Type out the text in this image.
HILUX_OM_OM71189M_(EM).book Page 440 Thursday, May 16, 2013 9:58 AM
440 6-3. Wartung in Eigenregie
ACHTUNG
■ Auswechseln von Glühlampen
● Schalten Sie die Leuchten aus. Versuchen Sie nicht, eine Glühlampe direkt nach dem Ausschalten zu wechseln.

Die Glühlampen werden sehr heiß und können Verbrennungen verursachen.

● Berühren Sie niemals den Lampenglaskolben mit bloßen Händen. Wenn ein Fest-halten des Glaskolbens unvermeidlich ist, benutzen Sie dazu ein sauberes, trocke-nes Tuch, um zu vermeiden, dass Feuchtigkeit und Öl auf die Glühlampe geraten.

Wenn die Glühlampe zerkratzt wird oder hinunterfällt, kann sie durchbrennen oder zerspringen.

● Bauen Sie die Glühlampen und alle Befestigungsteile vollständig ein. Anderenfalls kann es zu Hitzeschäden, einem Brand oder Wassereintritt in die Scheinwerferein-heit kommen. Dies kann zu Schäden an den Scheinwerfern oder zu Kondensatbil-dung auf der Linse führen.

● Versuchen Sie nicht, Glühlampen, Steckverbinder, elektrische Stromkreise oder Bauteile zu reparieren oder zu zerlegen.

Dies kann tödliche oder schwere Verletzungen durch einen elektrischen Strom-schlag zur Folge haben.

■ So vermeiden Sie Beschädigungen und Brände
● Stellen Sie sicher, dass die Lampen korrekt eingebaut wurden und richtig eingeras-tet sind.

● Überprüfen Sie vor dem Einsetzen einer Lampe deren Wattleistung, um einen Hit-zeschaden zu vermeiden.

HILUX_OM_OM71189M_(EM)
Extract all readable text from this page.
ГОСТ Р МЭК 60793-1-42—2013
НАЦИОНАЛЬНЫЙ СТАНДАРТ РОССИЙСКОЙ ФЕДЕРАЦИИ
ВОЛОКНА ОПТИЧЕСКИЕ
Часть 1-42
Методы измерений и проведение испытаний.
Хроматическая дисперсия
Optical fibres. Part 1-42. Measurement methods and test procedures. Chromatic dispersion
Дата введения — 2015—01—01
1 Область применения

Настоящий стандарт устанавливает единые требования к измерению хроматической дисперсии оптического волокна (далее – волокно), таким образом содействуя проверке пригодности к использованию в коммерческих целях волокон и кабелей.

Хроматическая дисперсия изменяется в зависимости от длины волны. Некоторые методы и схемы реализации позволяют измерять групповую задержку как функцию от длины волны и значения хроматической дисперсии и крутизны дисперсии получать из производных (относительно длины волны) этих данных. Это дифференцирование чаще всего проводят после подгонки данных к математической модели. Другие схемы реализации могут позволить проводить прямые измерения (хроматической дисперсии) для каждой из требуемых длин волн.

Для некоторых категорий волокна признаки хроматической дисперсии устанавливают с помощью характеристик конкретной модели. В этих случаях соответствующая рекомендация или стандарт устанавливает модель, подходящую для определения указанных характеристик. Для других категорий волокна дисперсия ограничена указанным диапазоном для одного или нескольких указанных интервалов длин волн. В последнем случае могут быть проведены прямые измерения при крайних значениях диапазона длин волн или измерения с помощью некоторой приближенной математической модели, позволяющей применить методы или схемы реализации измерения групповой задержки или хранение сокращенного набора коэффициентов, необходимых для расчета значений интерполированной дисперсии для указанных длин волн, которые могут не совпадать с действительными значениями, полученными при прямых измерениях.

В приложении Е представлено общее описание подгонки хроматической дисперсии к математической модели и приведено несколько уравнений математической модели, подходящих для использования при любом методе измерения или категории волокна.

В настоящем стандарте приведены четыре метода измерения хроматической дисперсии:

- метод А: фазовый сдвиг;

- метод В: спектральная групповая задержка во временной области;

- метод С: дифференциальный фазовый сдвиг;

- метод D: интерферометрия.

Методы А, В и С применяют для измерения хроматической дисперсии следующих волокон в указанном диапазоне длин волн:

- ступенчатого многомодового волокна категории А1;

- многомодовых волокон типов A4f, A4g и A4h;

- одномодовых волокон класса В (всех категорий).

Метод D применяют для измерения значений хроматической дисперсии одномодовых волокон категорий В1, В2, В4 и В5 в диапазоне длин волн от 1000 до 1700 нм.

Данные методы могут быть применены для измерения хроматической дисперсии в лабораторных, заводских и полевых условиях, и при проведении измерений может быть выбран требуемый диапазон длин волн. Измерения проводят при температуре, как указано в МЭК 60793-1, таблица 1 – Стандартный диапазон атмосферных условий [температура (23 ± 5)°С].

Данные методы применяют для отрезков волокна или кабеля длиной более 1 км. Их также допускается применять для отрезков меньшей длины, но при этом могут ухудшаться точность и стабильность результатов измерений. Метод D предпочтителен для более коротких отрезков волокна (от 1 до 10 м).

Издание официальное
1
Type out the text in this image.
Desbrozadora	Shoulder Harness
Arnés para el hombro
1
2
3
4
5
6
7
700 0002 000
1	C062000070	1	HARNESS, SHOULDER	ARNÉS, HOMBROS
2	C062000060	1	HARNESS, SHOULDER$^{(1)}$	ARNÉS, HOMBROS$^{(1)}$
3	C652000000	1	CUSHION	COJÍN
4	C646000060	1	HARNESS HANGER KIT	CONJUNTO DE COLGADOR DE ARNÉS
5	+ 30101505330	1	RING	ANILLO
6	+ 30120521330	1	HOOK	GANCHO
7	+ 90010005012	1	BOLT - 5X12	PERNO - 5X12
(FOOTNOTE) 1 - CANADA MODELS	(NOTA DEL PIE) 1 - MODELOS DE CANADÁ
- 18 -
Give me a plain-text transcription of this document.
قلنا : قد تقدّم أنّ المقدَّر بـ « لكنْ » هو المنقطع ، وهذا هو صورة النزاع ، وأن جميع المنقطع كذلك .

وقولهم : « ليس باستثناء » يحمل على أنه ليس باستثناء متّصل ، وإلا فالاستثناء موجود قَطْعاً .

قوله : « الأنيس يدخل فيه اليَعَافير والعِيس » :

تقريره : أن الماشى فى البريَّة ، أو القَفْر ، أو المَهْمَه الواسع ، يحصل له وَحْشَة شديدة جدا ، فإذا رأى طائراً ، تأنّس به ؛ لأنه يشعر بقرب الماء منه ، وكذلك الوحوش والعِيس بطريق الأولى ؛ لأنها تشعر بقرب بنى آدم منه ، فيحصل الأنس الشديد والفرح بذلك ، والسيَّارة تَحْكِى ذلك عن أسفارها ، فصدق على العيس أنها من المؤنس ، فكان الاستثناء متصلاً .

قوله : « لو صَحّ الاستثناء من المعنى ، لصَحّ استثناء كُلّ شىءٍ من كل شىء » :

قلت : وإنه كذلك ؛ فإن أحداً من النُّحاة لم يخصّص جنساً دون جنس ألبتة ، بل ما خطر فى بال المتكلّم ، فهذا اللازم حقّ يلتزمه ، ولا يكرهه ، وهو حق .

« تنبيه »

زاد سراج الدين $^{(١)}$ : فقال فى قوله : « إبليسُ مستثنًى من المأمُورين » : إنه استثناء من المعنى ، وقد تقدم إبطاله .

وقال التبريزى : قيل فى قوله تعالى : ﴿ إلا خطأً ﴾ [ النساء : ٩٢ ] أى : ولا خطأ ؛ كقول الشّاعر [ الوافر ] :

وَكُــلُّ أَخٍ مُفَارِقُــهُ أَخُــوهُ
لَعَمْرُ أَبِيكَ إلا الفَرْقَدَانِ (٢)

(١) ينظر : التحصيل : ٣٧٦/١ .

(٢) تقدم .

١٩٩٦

▶ Short exercise
Reply with nothing but the number of lines that contain the word "сдвиг".

▶ Task response
2